RECORD SET.
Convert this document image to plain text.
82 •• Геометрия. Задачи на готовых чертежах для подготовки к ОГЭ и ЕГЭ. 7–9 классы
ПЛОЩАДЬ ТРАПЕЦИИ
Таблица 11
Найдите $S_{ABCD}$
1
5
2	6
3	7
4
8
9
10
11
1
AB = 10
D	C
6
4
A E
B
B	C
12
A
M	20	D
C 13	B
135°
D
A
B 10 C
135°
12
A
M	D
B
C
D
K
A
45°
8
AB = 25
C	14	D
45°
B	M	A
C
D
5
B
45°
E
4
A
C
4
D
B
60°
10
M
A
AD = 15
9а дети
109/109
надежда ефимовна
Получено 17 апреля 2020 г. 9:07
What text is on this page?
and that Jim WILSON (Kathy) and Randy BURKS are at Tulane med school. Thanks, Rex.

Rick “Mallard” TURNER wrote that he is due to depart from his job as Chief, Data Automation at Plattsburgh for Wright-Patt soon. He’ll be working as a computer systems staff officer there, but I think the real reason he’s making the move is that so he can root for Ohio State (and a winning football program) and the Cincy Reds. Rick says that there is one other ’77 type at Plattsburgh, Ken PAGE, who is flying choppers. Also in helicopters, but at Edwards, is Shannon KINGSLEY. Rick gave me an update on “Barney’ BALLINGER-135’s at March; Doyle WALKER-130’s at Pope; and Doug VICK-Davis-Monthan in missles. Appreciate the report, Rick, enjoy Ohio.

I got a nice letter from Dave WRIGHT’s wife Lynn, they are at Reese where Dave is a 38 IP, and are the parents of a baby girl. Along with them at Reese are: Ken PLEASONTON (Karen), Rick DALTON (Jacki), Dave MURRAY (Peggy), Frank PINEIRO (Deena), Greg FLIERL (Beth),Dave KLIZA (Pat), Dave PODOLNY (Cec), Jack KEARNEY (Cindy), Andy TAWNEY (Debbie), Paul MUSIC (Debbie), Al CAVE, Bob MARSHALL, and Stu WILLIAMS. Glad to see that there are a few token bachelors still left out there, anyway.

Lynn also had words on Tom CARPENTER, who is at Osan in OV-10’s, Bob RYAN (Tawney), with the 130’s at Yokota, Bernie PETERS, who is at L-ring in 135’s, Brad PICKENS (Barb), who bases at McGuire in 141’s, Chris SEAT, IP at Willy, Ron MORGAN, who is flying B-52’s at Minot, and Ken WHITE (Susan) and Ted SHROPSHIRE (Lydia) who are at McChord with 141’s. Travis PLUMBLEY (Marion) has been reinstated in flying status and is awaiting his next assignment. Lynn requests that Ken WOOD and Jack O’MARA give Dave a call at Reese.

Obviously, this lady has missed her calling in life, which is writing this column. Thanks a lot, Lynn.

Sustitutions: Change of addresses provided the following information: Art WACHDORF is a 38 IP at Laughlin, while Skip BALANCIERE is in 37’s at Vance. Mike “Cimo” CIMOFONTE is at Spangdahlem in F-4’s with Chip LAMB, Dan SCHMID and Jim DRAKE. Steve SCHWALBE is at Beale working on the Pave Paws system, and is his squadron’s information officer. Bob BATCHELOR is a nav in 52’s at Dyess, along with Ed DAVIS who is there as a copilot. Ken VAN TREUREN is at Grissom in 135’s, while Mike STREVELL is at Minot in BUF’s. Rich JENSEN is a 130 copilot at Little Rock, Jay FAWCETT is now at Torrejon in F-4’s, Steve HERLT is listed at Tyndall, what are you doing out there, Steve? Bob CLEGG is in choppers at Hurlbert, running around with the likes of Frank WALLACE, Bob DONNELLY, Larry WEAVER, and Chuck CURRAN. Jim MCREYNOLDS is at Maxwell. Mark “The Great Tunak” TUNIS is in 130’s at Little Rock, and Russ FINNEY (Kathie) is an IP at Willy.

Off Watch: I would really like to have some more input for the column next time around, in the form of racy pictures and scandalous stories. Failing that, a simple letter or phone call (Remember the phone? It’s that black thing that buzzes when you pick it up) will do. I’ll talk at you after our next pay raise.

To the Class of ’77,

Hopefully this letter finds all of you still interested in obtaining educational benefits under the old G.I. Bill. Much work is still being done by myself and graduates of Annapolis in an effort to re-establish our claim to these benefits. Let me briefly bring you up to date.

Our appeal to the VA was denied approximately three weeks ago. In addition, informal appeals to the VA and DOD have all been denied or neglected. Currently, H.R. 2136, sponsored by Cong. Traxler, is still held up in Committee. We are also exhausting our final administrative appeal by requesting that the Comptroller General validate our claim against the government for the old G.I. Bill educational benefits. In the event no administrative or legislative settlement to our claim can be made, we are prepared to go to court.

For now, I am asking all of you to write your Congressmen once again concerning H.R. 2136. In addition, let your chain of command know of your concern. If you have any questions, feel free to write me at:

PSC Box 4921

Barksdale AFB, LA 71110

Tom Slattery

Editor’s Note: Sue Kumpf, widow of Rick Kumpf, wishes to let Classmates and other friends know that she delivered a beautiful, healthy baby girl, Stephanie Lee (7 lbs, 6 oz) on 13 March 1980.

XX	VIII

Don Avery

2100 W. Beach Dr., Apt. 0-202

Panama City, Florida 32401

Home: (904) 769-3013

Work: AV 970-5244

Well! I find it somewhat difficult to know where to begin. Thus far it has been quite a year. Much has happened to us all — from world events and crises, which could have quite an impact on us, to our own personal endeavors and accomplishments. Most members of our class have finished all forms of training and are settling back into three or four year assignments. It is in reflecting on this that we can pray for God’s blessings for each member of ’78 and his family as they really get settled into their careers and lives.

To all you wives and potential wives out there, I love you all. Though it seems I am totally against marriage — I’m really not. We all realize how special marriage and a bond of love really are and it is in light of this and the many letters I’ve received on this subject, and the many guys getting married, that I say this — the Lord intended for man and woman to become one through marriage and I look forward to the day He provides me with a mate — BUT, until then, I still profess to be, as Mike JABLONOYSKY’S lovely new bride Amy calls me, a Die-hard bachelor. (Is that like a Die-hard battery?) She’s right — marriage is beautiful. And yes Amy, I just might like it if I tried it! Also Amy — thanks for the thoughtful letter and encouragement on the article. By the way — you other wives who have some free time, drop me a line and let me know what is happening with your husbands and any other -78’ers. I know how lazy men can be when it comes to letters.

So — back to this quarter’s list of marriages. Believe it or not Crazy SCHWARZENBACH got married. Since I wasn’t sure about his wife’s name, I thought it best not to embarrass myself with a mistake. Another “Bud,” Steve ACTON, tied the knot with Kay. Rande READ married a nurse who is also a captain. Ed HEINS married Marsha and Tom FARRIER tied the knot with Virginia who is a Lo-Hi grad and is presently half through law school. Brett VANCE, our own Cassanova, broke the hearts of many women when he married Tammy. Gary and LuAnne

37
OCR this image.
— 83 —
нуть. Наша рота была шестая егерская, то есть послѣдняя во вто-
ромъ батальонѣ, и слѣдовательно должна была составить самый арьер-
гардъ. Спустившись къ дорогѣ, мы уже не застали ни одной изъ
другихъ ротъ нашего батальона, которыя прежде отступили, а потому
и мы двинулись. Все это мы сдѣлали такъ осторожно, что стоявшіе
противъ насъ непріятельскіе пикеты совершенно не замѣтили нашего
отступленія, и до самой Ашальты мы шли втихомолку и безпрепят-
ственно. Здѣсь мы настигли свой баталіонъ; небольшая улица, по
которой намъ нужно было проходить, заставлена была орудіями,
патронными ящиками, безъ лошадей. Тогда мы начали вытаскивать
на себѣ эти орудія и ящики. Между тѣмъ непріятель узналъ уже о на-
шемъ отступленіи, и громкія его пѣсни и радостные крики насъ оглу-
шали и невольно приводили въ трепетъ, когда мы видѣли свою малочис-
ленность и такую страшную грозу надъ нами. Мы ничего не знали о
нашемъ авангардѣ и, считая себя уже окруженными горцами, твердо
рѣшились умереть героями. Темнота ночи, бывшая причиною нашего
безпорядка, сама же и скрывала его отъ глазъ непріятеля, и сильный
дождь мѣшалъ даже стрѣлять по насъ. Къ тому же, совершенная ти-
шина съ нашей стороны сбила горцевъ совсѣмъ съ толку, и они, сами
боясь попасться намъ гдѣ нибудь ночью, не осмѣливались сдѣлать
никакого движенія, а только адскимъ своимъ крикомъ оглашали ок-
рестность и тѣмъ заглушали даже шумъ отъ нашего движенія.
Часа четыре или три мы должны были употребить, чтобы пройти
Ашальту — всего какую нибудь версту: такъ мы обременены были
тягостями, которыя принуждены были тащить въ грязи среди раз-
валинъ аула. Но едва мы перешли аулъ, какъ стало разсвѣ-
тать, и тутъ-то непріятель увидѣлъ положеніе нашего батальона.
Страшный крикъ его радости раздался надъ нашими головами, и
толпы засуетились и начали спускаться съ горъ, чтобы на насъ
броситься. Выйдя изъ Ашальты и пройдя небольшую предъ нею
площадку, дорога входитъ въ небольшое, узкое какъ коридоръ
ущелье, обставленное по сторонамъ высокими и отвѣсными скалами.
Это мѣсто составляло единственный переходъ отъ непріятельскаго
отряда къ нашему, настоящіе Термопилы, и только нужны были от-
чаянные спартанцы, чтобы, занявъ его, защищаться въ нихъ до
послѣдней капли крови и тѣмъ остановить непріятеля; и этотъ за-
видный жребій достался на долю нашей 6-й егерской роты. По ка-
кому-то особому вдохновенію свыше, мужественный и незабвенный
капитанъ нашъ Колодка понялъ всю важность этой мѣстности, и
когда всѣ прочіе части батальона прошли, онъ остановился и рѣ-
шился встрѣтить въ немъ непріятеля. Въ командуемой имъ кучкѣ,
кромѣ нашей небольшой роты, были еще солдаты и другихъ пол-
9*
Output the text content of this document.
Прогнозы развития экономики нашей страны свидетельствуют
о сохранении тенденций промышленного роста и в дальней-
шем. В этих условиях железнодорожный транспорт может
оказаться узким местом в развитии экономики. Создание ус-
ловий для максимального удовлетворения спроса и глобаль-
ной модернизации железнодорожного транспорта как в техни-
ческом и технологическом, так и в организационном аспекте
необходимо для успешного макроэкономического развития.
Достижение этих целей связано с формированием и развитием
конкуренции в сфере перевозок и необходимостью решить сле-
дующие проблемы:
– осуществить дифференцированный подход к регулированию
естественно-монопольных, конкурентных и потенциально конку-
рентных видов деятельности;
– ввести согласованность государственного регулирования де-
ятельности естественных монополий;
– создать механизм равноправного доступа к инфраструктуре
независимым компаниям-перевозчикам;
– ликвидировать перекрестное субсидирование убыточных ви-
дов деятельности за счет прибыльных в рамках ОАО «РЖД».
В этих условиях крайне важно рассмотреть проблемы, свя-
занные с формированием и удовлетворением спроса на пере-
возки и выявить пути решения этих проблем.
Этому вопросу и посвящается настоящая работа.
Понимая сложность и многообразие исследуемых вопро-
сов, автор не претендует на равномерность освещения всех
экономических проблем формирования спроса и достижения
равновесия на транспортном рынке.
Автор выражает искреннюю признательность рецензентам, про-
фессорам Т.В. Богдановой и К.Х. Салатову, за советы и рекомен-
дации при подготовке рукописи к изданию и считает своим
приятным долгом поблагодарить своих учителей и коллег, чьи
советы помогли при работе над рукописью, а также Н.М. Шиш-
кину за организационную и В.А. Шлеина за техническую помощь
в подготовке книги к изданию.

AIM.
Give only the count of lines in which the string "next" appears.

THE SOLUTION.
2